◆ Work required ◆
Pick out each line below containing "REVERSE".

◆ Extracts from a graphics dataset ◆
• • • • •

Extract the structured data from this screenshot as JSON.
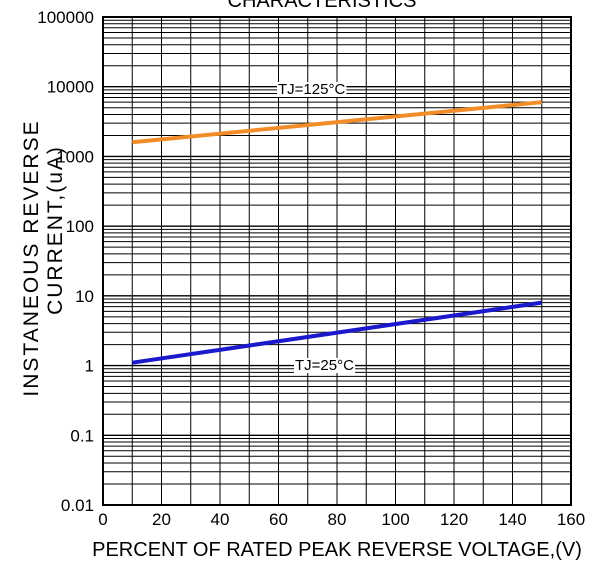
{
  "chart_data": {
    "type": "line",
    "title": "CHARACTERISTICS",
    "xlabel": "PERCENT OF RATED PEAK REVERSE VOLTAGE,(V)",
    "ylabel_line1": "INSTANEOUS REVERSE",
    "ylabel_line2": "CURRENT,(uA)",
    "yscale": "log",
    "xlim": [
      0,
      160
    ],
    "ylim": [
      0.01,
      100000
    ],
    "grid": true,
    "x_ticks": [
      "0",
      "20",
      "40",
      "60",
      "80",
      "100",
      "120",
      "140",
      "160"
    ],
    "y_ticks": [
      "0.01",
      "0.1",
      "1",
      "10",
      "100",
      "1000",
      "10000",
      "100000"
    ],
    "series": [
      {
        "name": "TJ=125°C",
        "color": "#f28c28",
        "x": [
          10,
          150
        ],
        "y": [
          1600,
          6000
        ]
      },
      {
        "name": "TJ=25°C",
        "color": "#1a1acc",
        "x": [
          10,
          150
        ],
        "y": [
          1.1,
          8
        ]
      }
    ]
  }
}
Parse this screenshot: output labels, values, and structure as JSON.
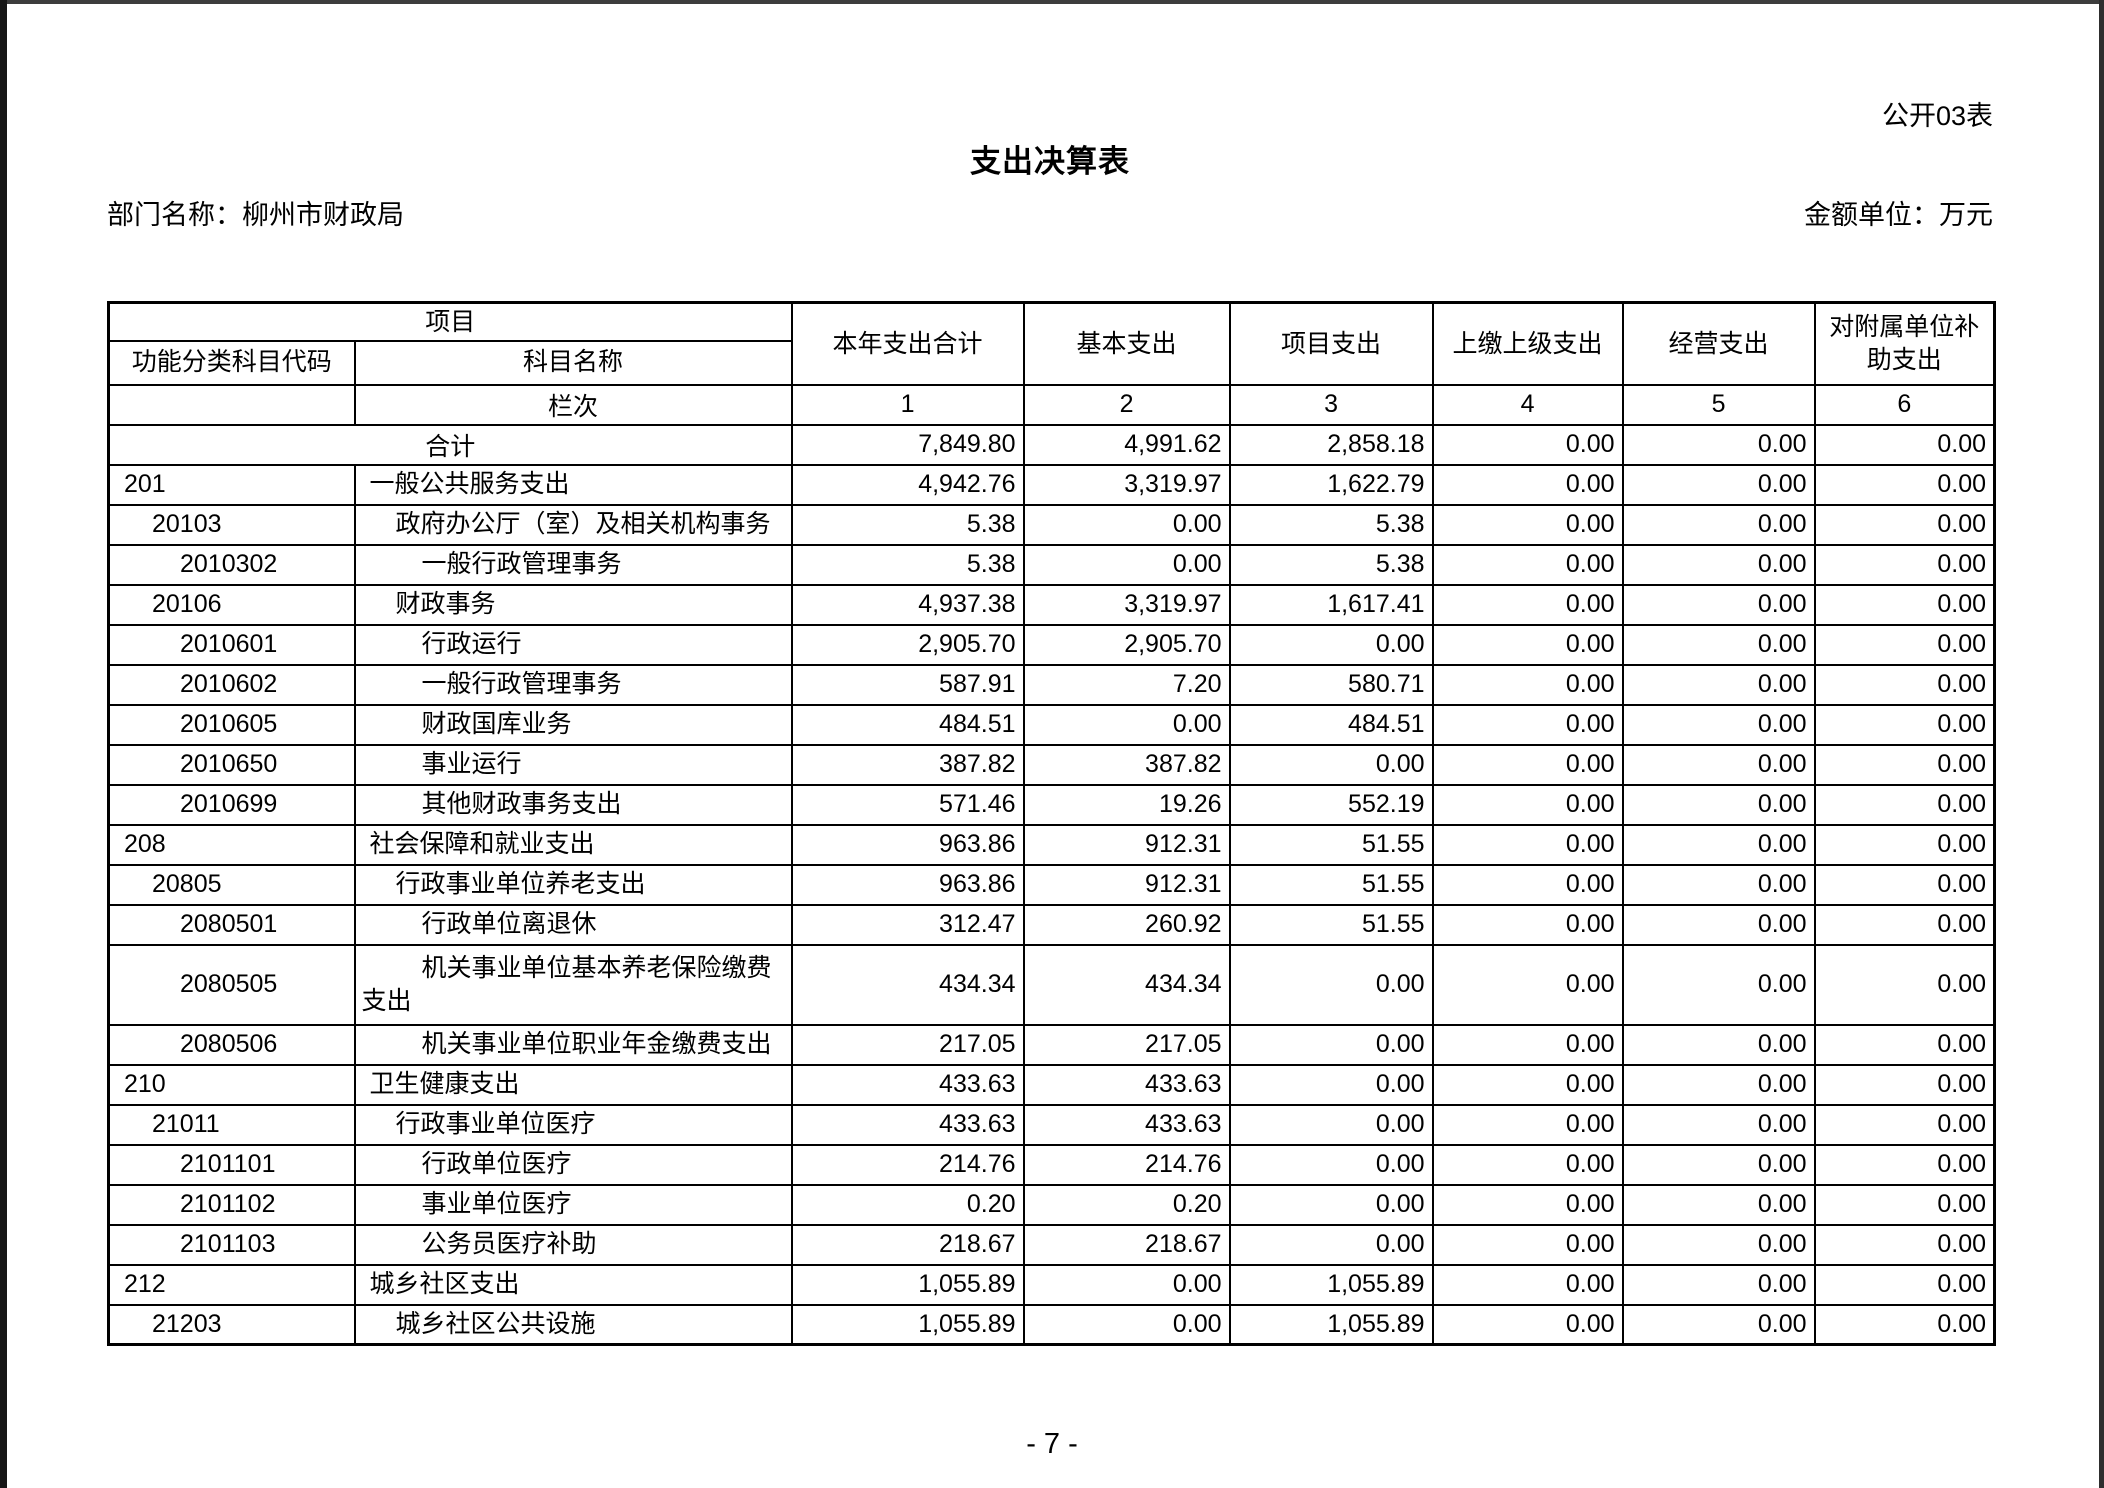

• • • • •

◆ Response to this exercise ◆
    "xlabel": "PERCENT OF RATED PEAK REVERSE VOLTAGE,(V)",
    "ylabel_line1": "INSTANEOUS REVERSE",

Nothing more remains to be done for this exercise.